--- AIM ---
Every line that includes the word "张幻灯片" is to be listed.
### EXTRACTED INFORMATION
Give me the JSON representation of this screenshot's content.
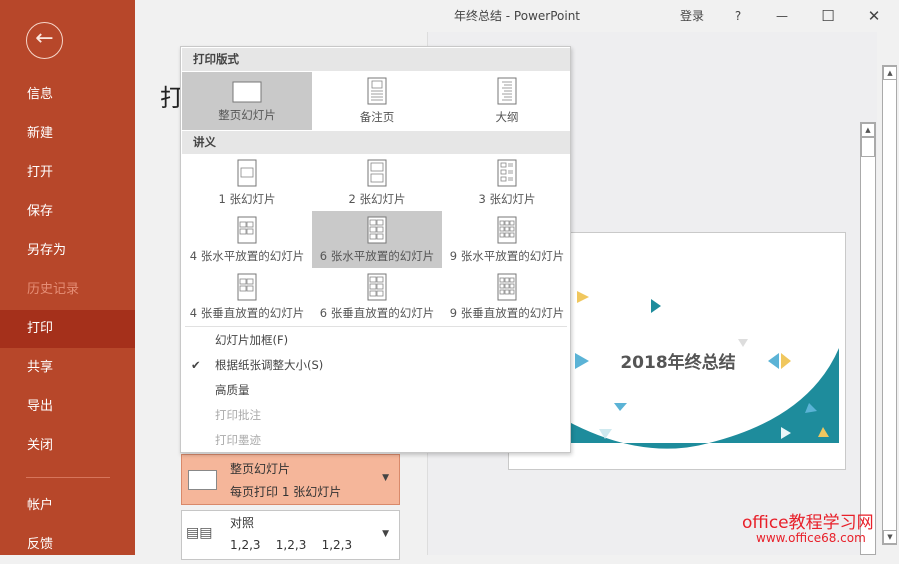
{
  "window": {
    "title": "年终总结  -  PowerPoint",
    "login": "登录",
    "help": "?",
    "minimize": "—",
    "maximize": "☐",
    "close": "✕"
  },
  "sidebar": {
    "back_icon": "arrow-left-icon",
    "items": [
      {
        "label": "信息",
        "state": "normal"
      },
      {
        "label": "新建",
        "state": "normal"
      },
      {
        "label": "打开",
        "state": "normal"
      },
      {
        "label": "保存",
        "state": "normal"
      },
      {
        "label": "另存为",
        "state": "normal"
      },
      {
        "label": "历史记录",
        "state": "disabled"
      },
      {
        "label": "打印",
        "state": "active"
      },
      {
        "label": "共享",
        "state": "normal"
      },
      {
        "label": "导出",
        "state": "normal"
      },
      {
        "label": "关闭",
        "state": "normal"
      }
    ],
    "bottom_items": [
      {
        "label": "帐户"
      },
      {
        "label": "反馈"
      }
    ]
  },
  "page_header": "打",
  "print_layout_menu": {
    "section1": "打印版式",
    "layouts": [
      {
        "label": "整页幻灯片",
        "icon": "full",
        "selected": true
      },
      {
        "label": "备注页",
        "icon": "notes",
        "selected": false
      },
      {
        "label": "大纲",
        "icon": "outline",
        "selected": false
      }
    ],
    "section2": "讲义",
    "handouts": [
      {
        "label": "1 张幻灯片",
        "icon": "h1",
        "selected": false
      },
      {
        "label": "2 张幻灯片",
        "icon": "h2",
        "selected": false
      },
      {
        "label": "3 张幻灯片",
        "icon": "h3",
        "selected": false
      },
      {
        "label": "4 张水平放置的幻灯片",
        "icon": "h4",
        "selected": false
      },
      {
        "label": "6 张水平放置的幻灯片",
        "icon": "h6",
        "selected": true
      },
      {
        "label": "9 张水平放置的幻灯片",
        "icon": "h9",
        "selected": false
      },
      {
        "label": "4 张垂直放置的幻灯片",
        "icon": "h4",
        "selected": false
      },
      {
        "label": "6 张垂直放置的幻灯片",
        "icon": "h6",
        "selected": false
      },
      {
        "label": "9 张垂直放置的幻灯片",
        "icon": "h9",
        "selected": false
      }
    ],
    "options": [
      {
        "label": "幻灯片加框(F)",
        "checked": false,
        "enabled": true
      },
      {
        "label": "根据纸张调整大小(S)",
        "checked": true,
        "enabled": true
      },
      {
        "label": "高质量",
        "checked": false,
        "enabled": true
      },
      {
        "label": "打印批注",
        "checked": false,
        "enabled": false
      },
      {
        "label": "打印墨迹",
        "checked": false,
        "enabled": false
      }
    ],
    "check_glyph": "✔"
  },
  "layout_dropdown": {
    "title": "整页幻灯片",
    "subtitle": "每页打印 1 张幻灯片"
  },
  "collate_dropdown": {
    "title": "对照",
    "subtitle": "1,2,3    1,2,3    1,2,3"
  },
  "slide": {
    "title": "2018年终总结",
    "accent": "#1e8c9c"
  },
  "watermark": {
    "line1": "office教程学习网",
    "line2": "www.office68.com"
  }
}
######
--- EXERCISE RESPONSE ---
        "label": "1 张幻灯片",
        "label": "2 张幻灯片",
        "label": "3 张幻灯片",
    "subtitle": "每页打印 1 张幻灯片"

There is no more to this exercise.